* Data for the task
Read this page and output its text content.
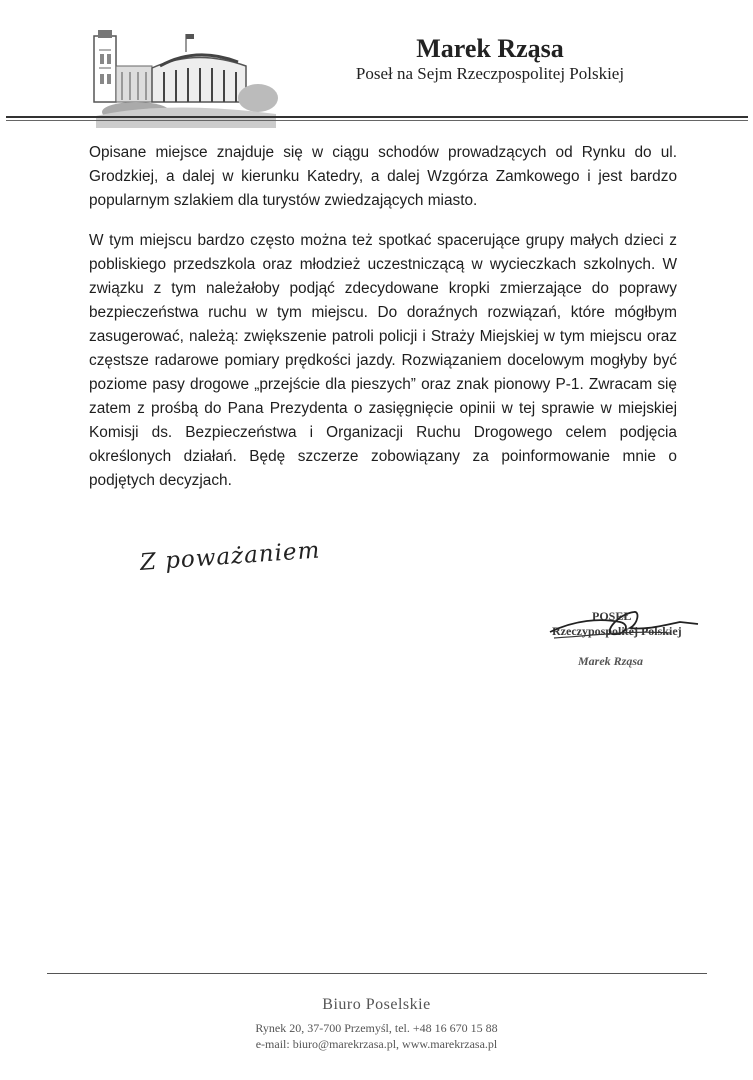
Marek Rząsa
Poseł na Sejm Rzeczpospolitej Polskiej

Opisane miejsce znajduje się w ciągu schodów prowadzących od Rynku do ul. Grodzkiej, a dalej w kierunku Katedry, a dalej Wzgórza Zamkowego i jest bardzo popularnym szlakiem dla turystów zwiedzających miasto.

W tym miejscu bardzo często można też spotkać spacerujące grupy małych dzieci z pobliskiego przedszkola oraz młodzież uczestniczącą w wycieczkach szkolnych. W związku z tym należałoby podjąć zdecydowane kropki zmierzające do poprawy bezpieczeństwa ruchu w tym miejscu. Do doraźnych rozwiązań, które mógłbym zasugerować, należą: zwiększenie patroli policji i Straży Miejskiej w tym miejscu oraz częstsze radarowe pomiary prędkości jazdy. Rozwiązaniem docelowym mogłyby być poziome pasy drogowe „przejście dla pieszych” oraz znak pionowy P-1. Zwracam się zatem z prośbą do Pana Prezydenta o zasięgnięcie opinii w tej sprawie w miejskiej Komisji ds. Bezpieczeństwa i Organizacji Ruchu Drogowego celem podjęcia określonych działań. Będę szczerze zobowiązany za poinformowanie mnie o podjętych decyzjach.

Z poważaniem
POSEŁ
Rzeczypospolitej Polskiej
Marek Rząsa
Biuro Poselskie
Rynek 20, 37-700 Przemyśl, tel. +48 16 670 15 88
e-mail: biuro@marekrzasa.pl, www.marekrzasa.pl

---

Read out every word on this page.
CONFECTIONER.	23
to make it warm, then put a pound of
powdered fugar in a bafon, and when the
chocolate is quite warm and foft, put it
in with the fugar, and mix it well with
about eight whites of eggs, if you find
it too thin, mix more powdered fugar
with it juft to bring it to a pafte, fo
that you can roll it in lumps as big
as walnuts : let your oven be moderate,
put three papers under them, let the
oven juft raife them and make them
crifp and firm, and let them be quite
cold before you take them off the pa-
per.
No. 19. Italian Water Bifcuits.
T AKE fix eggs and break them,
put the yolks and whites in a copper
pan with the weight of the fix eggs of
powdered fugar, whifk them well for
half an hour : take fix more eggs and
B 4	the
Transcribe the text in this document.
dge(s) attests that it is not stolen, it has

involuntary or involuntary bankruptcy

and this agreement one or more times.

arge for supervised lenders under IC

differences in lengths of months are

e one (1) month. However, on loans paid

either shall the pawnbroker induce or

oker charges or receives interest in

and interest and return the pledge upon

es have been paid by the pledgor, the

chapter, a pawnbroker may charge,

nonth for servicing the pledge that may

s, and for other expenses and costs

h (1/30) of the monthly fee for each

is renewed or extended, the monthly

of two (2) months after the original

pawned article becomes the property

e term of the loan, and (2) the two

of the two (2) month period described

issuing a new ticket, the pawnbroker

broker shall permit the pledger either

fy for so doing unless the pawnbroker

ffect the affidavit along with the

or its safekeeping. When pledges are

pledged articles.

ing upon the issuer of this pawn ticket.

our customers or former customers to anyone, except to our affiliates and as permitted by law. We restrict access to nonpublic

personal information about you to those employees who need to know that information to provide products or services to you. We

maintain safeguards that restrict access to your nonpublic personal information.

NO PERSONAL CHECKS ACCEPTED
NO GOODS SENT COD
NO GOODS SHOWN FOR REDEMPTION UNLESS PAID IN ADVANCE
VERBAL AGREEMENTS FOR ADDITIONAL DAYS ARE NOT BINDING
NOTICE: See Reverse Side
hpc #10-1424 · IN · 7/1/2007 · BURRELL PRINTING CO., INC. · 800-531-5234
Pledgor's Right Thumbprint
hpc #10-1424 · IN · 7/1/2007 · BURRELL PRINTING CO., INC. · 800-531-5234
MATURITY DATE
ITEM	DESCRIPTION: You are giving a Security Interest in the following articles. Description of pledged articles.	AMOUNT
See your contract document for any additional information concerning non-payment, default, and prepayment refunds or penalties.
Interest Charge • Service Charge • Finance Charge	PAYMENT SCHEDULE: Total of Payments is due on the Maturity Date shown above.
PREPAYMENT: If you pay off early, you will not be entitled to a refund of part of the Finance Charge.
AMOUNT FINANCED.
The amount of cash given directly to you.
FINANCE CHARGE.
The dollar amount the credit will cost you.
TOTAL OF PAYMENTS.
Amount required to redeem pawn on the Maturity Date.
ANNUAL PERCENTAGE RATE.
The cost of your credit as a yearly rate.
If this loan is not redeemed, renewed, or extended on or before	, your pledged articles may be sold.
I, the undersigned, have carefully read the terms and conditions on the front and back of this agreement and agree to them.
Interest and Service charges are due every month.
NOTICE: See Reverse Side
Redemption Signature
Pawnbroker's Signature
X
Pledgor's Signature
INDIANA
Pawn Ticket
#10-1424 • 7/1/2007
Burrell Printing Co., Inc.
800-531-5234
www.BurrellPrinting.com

* Work required
Pull every line containing "Polskiej" from the material above.

* Solution below
Poseł na Sejm Rzeczpospolitej Polskiej
Rzeczypospolitej Polskiej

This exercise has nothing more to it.